*Items*:
------------------------------

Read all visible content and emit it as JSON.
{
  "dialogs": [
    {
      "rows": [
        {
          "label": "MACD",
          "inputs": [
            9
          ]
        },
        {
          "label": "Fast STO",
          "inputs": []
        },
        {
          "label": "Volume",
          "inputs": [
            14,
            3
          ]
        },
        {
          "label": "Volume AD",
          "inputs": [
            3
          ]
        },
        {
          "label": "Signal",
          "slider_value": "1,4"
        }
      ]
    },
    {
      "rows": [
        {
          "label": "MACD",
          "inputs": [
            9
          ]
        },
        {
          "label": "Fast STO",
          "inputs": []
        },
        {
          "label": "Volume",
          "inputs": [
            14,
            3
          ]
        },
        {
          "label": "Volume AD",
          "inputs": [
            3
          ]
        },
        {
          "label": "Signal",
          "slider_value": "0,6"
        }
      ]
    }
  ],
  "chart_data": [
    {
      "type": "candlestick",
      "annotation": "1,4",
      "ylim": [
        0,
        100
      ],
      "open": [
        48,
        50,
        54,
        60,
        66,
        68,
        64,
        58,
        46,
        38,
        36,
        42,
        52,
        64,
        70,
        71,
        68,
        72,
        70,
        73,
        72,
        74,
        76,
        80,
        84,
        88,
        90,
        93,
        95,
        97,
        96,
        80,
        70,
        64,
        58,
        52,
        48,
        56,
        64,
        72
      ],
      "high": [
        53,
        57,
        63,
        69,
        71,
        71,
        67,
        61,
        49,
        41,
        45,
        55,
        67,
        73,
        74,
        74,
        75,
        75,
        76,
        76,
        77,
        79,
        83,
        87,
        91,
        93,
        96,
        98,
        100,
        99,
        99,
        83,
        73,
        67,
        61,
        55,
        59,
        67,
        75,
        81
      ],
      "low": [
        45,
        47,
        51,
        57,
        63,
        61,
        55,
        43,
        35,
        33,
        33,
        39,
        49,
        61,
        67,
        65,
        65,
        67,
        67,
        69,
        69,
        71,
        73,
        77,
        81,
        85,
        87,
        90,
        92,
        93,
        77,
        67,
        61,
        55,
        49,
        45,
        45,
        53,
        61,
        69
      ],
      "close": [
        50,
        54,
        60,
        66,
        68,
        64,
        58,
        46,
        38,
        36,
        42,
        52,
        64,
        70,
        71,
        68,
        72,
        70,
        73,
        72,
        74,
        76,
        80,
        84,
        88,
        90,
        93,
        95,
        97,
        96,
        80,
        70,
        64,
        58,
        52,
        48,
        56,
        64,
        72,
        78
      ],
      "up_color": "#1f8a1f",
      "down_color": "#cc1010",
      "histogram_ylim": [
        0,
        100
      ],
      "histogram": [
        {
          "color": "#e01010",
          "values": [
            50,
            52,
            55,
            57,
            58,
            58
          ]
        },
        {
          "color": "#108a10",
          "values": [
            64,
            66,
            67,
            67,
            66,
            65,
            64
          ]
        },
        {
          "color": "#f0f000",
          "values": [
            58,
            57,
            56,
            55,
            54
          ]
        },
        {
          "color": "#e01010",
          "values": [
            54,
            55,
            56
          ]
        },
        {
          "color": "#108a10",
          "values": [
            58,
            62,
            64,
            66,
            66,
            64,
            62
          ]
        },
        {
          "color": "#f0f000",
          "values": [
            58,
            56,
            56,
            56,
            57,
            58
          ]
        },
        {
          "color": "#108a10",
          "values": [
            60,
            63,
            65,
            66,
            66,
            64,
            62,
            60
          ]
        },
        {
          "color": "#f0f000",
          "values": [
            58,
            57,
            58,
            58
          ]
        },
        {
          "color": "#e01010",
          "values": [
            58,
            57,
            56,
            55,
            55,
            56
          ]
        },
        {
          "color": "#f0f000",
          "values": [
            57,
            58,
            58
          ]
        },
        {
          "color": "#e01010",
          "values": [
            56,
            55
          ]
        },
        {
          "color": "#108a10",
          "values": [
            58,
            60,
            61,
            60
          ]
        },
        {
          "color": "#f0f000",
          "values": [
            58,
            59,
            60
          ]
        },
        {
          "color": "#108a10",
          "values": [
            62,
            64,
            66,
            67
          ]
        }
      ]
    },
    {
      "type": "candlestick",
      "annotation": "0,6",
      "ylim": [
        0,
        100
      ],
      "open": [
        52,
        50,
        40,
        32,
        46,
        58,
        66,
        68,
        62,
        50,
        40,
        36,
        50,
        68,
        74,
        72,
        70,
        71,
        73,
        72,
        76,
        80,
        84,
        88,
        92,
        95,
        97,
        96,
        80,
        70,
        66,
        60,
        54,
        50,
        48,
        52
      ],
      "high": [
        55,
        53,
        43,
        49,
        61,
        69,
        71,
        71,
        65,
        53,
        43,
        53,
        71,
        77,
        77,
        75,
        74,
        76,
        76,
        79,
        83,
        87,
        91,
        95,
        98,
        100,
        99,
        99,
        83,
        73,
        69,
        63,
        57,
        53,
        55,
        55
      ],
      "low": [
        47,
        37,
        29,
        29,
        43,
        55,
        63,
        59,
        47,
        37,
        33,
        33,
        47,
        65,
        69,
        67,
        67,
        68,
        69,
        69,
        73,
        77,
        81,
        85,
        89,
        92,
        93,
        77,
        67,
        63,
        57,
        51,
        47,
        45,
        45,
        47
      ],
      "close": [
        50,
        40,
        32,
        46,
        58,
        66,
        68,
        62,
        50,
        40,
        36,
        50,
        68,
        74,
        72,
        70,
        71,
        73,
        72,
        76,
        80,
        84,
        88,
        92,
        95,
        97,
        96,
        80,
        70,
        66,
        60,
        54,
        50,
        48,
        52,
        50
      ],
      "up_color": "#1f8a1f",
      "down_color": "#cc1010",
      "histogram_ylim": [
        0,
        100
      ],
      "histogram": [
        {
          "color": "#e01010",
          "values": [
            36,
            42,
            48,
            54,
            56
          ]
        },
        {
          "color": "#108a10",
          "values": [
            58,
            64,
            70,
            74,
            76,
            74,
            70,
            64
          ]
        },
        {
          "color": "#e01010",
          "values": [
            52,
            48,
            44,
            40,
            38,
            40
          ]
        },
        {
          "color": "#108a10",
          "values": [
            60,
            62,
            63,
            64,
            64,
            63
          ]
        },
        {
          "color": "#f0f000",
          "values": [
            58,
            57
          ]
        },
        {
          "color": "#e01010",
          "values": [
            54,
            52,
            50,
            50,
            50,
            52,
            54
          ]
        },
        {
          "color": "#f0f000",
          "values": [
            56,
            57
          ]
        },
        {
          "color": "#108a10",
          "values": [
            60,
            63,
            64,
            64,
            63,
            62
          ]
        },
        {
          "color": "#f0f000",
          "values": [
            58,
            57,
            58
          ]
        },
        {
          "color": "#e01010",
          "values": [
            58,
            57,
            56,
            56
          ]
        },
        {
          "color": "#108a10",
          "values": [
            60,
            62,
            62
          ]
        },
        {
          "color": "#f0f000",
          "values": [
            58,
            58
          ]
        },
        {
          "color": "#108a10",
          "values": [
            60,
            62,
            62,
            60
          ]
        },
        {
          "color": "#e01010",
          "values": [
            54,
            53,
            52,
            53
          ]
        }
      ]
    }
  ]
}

------------------------------

*Problem details*:
Transcribe all of the entries without altering anything.

*Solution to this exercise*:
Read all visible content and emit it as JSON.
{
  "dialogs": [
    {
      "rows": [
        {
          "label": "MACD",
          "inputs": [
            9
          ]
        },
        {
          "label": "Fast STO",
          "inputs": []
        },
        {
          "label": "Volume",
          "inputs": [
            14,
            3
          ]
        },
        {
          "label": "Volume AD",
          "inputs": [
            3
          ]
        },
        {
          "label": "Signal",
          "slider_value": "1,4"
        }
      ]
    },
    {
      "rows": [
        {
          "label": "MACD",
          "inputs": [
            9
          ]
        },
        {
          "label": "Fast STO",
          "inputs": []
        },
        {
          "label": "Volume",
          "inputs": [
            14,
            3
          ]
        },
        {
          "label": "Volume AD",
          "inputs": [
            3
          ]
        },
        {
          "label": "Signal",
          "slider_value": "0,6"
        }
      ]
    }
  ],
  "chart_data": [
    {
      "type": "candlestick",
      "annotation": "1,4",
      "ylim": [
        0,
        100
      ],
      "open": [
        48,
        50,
        54,
        60,
        66,
        68,
        64,
        58,
        46,
        38,
        36,
        42,
        52,
        64,
        70,
        71,
        68,
        72,
        70,
        73,
        72,
        74,
        76,
        80,
        84,
        88,
        90,
        93,
        95,
        97,
        96,
        80,
        70,
        64,
        58,
        52,
        48,
        56,
        64,
        72
      ],
      "high": [
        53,
        57,
        63,
        69,
        71,
        71,
        67,
        61,
        49,
        41,
        45,
        55,
        67,
        73,
        74,
        74,
        75,
        75,
        76,
        76,
        77,
        79,
        83,
        87,
        91,
        93,
        96,
        98,
        100,
        99,
        99,
        83,
        73,
        67,
        61,
        55,
        59,
        67,
        75,
        81
      ],
      "low": [
        45,
        47,
        51,
        57,
        63,
        61,
        55,
        43,
        35,
        33,
        33,
        39,
        49,
        61,
        67,
        65,
        65,
        67,
        67,
        69,
        69,
        71,
        73,
        77,
        81,
        85,
        87,
        90,
        92,
        93,
        77,
        67,
        61,
        55,
        49,
        45,
        45,
        53,
        61,
        69
      ],
      "close": [
        50,
        54,
        60,
        66,
        68,
        64,
        58,
        46,
        38,
        36,
        42,
        52,
        64,
        70,
        71,
        68,
        72,
        70,
        73,
        72,
        74,
        76,
        80,
        84,
        88,
        90,
        93,
        95,
        97,
        96,
        80,
        70,
        64,
        58,
        52,
        48,
        56,
        64,
        72,
        78
      ],
      "up_color": "#1f8a1f",
      "down_color": "#cc1010",
      "histogram_ylim": [
        0,
        100
      ],
      "histogram": [
        {
          "color": "#e01010",
          "values": [
            50,
            52,
            55,
            57,
            58,
            58
          ]
        },
        {
          "color": "#108a10",
          "values": [
            64,
            66,
            67,
            67,
            66,
            65,
            64
          ]
        },
        {
          "color": "#f0f000",
          "values": [
            58,
            57,
            56,
            55,
            54
          ]
        },
        {
          "color": "#e01010",
          "values": [
            54,
            55,
            56
          ]
        },
        {
          "color": "#108a10",
          "values": [
            58,
            62,
            64,
            66,
            66,
            64,
            62
          ]
        },
        {
          "color": "#f0f000",
          "values": [
            58,
            56,
            56,
            56,
            57,
            58
          ]
        },
        {
          "color": "#108a10",
          "values": [
            60,
            63,
            65,
            66,
            66,
            64,
            62,
            60
          ]
        },
        {
          "color": "#f0f000",
          "values": [
            58,
            57,
            58,
            58
          ]
        },
        {
          "color": "#e01010",
          "values": [
            58,
            57,
            56,
            55,
            55,
            56
          ]
        },
        {
          "color": "#f0f000",
          "values": [
            57,
            58,
            58
          ]
        },
        {
          "color": "#e01010",
          "values": [
            56,
            55
          ]
        },
        {
          "color": "#108a10",
          "values": [
            58,
            60,
            61,
            60
          ]
        },
        {
          "color": "#f0f000",
          "values": [
            58,
            59,
            60
          ]
        },
        {
          "color": "#108a10",
          "values": [
            62,
            64,
            66,
            67
          ]
        }
      ]
    },
    {
      "type": "candlestick",
      "annotation": "0,6",
      "ylim": [
        0,
        100
      ],
      "open": [
        52,
        50,
        40,
        32,
        46,
        58,
        66,
        68,
        62,
        50,
        40,
        36,
        50,
        68,
        74,
        72,
        70,
        71,
        73,
        72,
        76,
        80,
        84,
        88,
        92,
        95,
        97,
        96,
        80,
        70,
        66,
        60,
        54,
        50,
        48,
        52
      ],
      "high": [
        55,
        53,
        43,
        49,
        61,
        69,
        71,
        71,
        65,
        53,
        43,
        53,
        71,
        77,
        77,
        75,
        74,
        76,
        76,
        79,
        83,
        87,
        91,
        95,
        98,
        100,
        99,
        99,
        83,
        73,
        69,
        63,
        57,
        53,
        55,
        55
      ],
      "low": [
        47,
        37,
        29,
        29,
        43,
        55,
        63,
        59,
        47,
        37,
        33,
        33,
        47,
        65,
        69,
        67,
        67,
        68,
        69,
        69,
        73,
        77,
        81,
        85,
        89,
        92,
        93,
        77,
        67,
        63,
        57,
        51,
        47,
        45,
        45,
        47
      ],
      "close": [
        50,
        40,
        32,
        46,
        58,
        66,
        68,
        62,
        50,
        40,
        36,
        50,
        68,
        74,
        72,
        70,
        71,
        73,
        72,
        76,
        80,
        84,
        88,
        92,
        95,
        97,
        96,
        80,
        70,
        66,
        60,
        54,
        50,
        48,
        52,
        50
      ],
      "up_color": "#1f8a1f",
      "down_color": "#cc1010",
      "histogram_ylim": [
        0,
        100
      ],
      "histogram": [
        {
          "color": "#e01010",
          "values": [
            36,
            42,
            48,
            54,
            56
          ]
        },
        {
          "color": "#108a10",
          "values": [
            58,
            64,
            70,
            74,
            76,
            74,
            70,
            64
          ]
        },
        {
          "color": "#e01010",
          "values": [
            52,
            48,
            44,
            40,
            38,
            40
          ]
        },
        {
          "color": "#108a10",
          "values": [
            60,
            62,
            63,
            64,
            64,
            63
          ]
        },
        {
          "color": "#f0f000",
          "values": [
            58,
            57
          ]
        },
        {
          "color": "#e01010",
          "values": [
            54,
            52,
            50,
            50,
            50,
            52,
            54
          ]
        },
        {
          "color": "#f0f000",
          "values": [
            56,
            57
          ]
        },
        {
          "color": "#108a10",
          "values": [
            60,
            63,
            64,
            64,
            63,
            62
          ]
        },
        {
          "color": "#f0f000",
          "values": [
            58,
            57,
            58
          ]
        },
        {
          "color": "#e01010",
          "values": [
            58,
            57,
            56,
            56
          ]
        },
        {
          "color": "#108a10",
          "values": [
            60,
            62,
            62
          ]
        },
        {
          "color": "#f0f000",
          "values": [
            58,
            58
          ]
        },
        {
          "color": "#108a10",
          "values": [
            60,
            62,
            62,
            60
          ]
        },
        {
          "color": "#e01010",
          "values": [
            54,
            53,
            52,
            53
          ]
        }
      ]
    }
  ]
}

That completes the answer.